• [TASK BRIEF]:
Please report every line from the material that contains the word "Lividus".

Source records
──────────
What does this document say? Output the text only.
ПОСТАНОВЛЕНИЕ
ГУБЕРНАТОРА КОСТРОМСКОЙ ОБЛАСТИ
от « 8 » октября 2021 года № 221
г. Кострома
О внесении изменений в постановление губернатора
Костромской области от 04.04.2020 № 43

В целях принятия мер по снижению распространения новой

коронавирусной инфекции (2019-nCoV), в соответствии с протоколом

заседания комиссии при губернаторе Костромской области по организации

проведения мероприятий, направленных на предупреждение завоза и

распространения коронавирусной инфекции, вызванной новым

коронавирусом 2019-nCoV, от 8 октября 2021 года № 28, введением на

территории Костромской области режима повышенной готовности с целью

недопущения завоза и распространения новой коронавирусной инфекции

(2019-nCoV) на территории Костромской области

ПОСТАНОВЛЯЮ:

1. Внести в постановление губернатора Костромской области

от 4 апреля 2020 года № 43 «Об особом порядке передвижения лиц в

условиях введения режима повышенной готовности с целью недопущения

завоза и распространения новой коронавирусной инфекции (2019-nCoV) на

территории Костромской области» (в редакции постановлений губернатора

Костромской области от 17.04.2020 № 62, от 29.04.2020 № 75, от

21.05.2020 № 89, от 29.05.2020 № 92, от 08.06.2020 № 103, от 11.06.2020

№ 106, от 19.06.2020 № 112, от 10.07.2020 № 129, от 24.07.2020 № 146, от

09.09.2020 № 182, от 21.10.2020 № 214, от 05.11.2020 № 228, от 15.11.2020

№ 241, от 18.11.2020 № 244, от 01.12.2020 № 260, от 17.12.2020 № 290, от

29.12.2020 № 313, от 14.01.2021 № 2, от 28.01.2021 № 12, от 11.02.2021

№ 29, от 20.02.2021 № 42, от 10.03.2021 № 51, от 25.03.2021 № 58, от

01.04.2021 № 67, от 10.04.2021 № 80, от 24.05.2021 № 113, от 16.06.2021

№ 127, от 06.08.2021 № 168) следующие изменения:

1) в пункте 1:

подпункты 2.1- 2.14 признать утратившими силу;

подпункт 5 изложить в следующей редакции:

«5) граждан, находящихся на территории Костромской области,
──────────
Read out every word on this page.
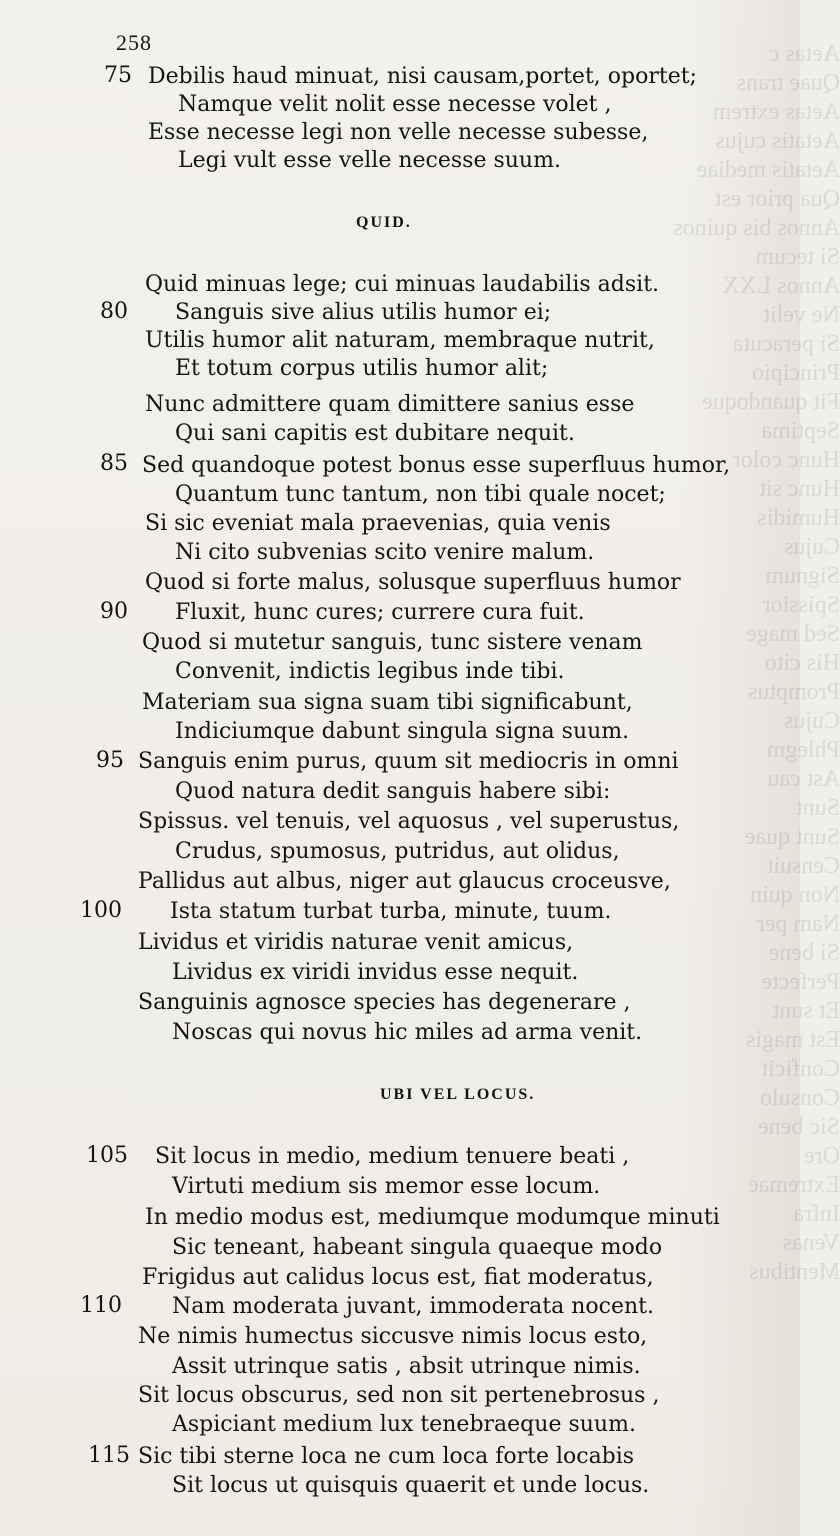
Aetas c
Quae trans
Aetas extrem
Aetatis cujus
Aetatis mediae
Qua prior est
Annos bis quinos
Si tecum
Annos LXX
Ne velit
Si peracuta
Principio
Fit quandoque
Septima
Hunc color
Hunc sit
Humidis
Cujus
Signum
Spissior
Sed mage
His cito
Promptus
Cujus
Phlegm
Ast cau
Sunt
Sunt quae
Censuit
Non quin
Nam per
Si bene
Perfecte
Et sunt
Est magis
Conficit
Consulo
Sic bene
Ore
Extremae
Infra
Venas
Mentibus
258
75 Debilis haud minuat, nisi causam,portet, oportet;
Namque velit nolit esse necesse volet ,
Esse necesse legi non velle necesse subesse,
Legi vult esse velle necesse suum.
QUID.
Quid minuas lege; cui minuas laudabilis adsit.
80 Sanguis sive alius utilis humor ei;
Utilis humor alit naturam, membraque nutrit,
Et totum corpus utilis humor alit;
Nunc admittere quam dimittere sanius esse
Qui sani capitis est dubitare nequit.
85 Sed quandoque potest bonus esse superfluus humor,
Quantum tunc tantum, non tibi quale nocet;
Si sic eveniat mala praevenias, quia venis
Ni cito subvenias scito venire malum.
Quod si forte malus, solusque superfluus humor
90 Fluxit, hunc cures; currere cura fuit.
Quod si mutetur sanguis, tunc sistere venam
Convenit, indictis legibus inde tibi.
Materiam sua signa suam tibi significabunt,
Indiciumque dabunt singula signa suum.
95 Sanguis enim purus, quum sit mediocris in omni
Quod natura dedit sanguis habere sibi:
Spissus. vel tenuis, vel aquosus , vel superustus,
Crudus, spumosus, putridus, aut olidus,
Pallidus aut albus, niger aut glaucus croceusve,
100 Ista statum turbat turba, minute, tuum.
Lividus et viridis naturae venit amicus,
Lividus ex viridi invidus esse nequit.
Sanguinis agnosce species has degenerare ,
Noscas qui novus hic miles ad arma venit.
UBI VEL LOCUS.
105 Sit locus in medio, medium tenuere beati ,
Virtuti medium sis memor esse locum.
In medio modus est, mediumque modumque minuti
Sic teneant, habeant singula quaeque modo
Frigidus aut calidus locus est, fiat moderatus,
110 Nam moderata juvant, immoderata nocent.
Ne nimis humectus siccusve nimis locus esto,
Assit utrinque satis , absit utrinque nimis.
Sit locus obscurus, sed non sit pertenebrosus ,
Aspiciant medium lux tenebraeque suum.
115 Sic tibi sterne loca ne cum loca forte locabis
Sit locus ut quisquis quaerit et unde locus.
──────────
• [TASK OUTPUT]:
Lividus et viridis naturae venit amicus,
Lividus ex viridi invidus esse nequit.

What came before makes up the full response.